▶ _Exercise requirements_: Copy out all the records, word for word.

▶ _Data shown_:
= = = = =

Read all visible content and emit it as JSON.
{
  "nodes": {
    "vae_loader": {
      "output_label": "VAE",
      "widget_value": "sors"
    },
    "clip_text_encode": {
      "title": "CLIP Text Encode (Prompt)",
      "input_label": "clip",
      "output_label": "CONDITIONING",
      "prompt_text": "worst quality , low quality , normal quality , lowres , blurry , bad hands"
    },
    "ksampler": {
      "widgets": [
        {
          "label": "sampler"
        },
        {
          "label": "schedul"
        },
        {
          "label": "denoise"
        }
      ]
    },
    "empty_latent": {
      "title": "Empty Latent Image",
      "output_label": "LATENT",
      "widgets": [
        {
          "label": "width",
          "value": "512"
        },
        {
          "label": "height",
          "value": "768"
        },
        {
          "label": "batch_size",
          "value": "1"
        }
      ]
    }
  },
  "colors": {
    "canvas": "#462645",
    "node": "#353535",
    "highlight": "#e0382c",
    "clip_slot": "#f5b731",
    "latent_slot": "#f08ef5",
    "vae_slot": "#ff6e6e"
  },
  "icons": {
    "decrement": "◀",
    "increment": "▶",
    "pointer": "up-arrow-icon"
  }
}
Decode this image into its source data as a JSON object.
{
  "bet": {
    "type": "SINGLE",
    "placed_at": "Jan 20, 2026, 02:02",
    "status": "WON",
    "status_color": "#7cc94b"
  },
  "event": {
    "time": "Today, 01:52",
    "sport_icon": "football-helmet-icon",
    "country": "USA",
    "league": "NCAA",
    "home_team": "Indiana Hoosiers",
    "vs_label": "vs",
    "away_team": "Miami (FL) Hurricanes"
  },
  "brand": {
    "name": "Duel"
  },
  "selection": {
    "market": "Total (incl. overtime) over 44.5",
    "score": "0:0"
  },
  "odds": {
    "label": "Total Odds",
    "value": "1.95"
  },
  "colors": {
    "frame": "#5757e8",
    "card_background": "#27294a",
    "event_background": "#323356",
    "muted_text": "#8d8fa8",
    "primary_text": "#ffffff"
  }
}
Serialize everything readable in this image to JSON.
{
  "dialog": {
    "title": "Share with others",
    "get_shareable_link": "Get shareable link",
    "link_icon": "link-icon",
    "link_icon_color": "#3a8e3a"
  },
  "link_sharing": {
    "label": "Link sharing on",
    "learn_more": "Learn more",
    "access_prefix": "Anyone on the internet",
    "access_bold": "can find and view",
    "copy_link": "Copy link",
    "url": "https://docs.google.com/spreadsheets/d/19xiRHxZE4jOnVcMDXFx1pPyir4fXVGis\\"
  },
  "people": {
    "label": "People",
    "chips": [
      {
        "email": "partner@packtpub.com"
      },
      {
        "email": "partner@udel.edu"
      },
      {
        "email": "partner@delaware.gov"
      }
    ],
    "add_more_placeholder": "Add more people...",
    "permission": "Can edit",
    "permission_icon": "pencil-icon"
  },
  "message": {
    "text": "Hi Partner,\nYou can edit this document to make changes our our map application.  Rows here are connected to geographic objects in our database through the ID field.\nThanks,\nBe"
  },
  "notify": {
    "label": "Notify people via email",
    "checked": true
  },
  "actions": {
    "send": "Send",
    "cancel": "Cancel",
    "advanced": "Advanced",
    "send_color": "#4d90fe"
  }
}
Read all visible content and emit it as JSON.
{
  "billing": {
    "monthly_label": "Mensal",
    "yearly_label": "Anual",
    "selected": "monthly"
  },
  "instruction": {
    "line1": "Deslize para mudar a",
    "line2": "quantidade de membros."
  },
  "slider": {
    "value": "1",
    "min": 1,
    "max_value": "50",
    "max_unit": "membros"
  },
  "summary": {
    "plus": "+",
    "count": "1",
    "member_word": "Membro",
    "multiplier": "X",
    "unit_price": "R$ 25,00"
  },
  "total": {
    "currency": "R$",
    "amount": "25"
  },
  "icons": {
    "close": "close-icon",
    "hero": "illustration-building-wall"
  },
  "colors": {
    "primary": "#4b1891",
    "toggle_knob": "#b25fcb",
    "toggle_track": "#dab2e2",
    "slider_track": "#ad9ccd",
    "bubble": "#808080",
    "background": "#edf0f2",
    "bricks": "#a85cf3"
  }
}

= = = = =

▶ _In response_:
Read all visible content and emit it as JSON.
{
  "nodes": {
    "vae_loader": {
      "output_label": "VAE",
      "widget_value": "sors"
    },
    "clip_text_encode": {
      "title": "CLIP Text Encode (Prompt)",
      "input_label": "clip",
      "output_label": "CONDITIONING",
      "prompt_text": "worst quality , low quality , normal quality , lowres , blurry , bad hands"
    },
    "ksampler": {
      "widgets": [
        {
          "label": "sampler"
        },
        {
          "label": "schedul"
        },
        {
          "label": "denoise"
        }
      ]
    },
    "empty_latent": {
      "title": "Empty Latent Image",
      "output_label": "LATENT",
      "widgets": [
        {
          "label": "width",
          "value": "512"
        },
        {
          "label": "height",
          "value": "768"
        },
        {
          "label": "batch_size",
          "value": "1"
        }
      ]
    }
  },
  "colors": {
    "canvas": "#462645",
    "node": "#353535",
    "highlight": "#e0382c",
    "clip_slot": "#f5b731",
    "latent_slot": "#f08ef5",
    "vae_slot": "#ff6e6e"
  },
  "icons": {
    "decrement": "◀",
    "increment": "▶",
    "pointer": "up-arrow-icon"
  }
}
Decode this image into its source data as a JSON object.
{
  "bet": {
    "type": "SINGLE",
    "placed_at": "Jan 20, 2026, 02:02",
    "status": "WON",
    "status_color": "#7cc94b"
  },
  "event": {
    "time": "Today, 01:52",
    "sport_icon": "football-helmet-icon",
    "country": "USA",
    "league": "NCAA",
    "home_team": "Indiana Hoosiers",
    "vs_label": "vs",
    "away_team": "Miami (FL) Hurricanes"
  },
  "brand": {
    "name": "Duel"
  },
  "selection": {
    "market": "Total (incl. overtime) over 44.5",
    "score": "0:0"
  },
  "odds": {
    "label": "Total Odds",
    "value": "1.95"
  },
  "colors": {
    "frame": "#5757e8",
    "card_background": "#27294a",
    "event_background": "#323356",
    "muted_text": "#8d8fa8",
    "primary_text": "#ffffff"
  }
}
Serialize everything readable in this image to JSON.
{
  "dialog": {
    "title": "Share with others",
    "get_shareable_link": "Get shareable link",
    "link_icon": "link-icon",
    "link_icon_color": "#3a8e3a"
  },
  "link_sharing": {
    "label": "Link sharing on",
    "learn_more": "Learn more",
    "access_prefix": "Anyone on the internet",
    "access_bold": "can find and view",
    "copy_link": "Copy link",
    "url": "https://docs.google.com/spreadsheets/d/19xiRHxZE4jOnVcMDXFx1pPyir4fXVGis\\"
  },
  "people": {
    "label": "People",
    "chips": [
      {
        "email": "partner@packtpub.com"
      },
      {
        "email": "partner@udel.edu"
      },
      {
        "email": "partner@delaware.gov"
      }
    ],
    "add_more_placeholder": "Add more people...",
    "permission": "Can edit",
    "permission_icon": "pencil-icon"
  },
  "message": {
    "text": "Hi Partner,\nYou can edit this document to make changes our our map application.  Rows here are connected to geographic objects in our database through the ID field.\nThanks,\nBe"
  },
  "notify": {
    "label": "Notify people via email",
    "checked": true
  },
  "actions": {
    "send": "Send",
    "cancel": "Cancel",
    "advanced": "Advanced",
    "send_color": "#4d90fe"
  }
}
Read all visible content and emit it as JSON.
{
  "billing": {
    "monthly_label": "Mensal",
    "yearly_label": "Anual",
    "selected": "monthly"
  },
  "instruction": {
    "line1": "Deslize para mudar a",
    "line2": "quantidade de membros."
  },
  "slider": {
    "value": "1",
    "min": 1,
    "max_value": "50",
    "max_unit": "membros"
  },
  "summary": {
    "plus": "+",
    "count": "1",
    "member_word": "Membro",
    "multiplier": "X",
    "unit_price": "R$ 25,00"
  },
  "total": {
    "currency": "R$",
    "amount": "25"
  },
  "icons": {
    "close": "close-icon",
    "hero": "illustration-building-wall"
  },
  "colors": {
    "primary": "#4b1891",
    "toggle_knob": "#b25fcb",
    "toggle_track": "#dab2e2",
    "slider_track": "#ad9ccd",
    "bubble": "#808080",
    "background": "#edf0f2",
    "bricks": "#a85cf3"
  }
}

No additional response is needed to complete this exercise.